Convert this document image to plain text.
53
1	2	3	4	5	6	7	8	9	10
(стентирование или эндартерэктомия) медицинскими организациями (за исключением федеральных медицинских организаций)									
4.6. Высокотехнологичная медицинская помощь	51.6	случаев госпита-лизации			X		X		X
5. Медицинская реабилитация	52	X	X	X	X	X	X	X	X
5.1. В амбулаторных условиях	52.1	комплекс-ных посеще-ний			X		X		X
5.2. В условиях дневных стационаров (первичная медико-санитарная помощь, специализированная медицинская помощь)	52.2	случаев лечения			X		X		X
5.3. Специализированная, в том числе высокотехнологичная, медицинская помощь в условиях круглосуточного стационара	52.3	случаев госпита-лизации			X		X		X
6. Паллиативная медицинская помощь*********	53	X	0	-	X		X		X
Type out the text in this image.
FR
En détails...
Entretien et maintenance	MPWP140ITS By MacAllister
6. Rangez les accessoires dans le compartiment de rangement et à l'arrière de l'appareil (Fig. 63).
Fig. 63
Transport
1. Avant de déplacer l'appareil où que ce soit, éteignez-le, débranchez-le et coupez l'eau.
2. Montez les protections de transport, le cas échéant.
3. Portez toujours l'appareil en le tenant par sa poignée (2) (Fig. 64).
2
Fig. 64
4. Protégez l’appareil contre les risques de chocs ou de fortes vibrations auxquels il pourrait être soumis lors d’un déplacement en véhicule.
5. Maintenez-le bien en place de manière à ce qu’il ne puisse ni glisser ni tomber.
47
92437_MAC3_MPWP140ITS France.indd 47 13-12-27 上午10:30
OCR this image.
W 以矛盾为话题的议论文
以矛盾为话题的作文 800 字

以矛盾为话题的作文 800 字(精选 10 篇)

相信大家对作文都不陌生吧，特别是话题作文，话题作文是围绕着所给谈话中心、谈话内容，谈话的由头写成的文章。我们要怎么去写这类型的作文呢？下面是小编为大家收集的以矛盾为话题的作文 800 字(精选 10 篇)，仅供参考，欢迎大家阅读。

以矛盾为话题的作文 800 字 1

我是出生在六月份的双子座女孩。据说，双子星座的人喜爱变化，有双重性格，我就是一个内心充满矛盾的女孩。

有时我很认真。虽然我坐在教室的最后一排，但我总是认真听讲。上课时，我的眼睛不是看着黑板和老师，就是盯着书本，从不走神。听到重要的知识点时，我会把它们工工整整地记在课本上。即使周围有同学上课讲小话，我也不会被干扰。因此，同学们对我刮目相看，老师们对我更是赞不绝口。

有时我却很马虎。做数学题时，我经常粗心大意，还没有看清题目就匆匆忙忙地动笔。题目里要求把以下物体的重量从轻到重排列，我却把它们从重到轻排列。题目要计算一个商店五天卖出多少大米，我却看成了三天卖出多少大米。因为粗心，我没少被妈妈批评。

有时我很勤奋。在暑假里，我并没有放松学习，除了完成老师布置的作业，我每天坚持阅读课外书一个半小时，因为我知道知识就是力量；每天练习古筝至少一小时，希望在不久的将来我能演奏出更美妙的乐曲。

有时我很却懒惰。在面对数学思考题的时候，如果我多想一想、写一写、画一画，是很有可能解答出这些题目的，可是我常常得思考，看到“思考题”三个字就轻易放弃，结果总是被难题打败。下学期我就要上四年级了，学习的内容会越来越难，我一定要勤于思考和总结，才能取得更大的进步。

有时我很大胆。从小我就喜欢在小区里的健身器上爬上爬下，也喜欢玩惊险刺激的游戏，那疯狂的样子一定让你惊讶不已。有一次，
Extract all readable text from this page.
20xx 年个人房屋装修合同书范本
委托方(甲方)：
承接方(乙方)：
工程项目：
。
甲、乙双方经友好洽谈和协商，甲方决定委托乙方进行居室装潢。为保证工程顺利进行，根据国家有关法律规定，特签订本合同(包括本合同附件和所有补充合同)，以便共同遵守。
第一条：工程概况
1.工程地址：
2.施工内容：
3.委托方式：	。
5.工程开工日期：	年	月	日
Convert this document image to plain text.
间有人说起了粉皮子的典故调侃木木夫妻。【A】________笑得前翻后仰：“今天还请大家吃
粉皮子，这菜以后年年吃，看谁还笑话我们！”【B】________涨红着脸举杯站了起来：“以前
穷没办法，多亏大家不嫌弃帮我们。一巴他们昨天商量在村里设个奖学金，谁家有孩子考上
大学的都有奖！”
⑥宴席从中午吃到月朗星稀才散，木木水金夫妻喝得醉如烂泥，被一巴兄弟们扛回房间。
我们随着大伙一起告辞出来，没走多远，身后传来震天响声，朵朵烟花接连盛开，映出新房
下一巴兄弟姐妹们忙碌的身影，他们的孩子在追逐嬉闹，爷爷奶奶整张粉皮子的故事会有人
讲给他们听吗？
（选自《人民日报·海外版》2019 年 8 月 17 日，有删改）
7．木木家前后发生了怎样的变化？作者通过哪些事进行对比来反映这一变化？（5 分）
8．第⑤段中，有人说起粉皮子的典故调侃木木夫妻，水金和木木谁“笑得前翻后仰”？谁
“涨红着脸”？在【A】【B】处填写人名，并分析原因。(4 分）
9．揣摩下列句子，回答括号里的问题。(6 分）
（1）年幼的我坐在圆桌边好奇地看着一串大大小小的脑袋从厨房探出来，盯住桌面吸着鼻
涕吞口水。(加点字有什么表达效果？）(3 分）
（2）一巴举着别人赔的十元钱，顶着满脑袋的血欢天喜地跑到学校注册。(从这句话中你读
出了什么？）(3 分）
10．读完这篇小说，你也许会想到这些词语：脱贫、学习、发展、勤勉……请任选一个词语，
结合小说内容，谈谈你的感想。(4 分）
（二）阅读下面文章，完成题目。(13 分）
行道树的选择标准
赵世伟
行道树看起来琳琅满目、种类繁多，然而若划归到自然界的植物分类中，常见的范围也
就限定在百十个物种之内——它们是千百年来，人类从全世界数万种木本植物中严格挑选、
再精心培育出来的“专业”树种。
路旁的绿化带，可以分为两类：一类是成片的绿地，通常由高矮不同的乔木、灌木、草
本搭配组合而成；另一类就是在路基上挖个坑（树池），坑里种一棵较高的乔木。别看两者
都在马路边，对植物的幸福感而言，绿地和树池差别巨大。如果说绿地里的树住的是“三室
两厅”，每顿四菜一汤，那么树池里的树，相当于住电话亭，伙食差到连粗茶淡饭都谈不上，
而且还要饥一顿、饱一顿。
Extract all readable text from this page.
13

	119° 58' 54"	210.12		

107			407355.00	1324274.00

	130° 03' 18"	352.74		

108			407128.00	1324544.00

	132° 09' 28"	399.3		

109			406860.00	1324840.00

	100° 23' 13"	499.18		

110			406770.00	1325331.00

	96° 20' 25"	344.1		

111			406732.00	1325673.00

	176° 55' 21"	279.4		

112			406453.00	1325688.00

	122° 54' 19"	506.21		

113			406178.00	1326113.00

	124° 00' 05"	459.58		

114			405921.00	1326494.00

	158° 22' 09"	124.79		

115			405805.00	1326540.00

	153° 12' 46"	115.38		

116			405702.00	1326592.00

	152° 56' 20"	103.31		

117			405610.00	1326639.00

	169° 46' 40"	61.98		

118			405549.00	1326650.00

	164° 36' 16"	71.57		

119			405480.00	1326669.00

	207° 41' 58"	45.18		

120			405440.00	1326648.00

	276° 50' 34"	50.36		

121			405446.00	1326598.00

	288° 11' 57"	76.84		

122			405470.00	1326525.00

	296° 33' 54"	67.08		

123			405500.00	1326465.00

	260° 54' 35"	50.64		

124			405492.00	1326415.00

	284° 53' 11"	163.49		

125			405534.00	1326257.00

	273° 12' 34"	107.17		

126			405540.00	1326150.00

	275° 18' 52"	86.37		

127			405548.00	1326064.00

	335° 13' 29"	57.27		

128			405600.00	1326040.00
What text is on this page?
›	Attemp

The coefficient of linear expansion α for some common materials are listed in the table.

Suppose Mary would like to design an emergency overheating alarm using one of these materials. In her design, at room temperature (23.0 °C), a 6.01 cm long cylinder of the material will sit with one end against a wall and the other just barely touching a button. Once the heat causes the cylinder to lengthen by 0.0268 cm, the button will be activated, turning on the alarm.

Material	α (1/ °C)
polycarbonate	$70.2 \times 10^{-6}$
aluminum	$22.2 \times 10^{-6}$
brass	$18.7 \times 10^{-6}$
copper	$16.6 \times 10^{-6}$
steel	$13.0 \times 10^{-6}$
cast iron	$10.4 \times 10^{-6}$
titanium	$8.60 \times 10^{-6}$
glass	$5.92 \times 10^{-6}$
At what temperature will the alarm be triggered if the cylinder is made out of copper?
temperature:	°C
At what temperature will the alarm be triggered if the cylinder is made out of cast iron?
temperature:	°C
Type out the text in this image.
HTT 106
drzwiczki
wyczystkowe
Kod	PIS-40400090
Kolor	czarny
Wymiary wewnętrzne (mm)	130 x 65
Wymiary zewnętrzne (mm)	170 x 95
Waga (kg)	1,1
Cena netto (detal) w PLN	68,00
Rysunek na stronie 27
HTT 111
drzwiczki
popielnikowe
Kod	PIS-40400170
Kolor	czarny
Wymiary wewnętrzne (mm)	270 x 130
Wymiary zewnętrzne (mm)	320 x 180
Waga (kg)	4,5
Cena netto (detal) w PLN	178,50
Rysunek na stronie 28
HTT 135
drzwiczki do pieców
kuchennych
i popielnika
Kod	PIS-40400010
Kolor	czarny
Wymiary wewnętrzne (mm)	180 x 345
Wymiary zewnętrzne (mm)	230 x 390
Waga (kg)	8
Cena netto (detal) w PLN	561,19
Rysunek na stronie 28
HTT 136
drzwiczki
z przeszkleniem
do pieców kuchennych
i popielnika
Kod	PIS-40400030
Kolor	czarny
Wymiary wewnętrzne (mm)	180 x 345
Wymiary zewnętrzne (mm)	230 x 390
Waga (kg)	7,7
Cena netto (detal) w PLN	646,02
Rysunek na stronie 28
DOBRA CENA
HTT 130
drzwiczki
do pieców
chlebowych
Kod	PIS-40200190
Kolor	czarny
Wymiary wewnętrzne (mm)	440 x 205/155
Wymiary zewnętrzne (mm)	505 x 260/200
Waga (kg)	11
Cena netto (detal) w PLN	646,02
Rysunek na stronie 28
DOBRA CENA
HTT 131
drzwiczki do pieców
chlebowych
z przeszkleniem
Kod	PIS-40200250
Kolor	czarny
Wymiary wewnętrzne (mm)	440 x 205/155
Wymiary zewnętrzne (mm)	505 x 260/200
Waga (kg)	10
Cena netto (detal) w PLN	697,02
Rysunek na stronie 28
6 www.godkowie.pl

◆ ◆ ◆ ◆ ◆

TASK DESCRIPTION: Return all lines with the word "netto" in them.

FINISHED ANSWER:
Cena netto (detal) w PLN	68,00
Cena netto (detal) w PLN	178,50
Cena netto (detal) w PLN	561,19
Cena netto (detal) w PLN	646,02
Cena netto (detal) w PLN	646,02
Cena netto (detal) w PLN	697,02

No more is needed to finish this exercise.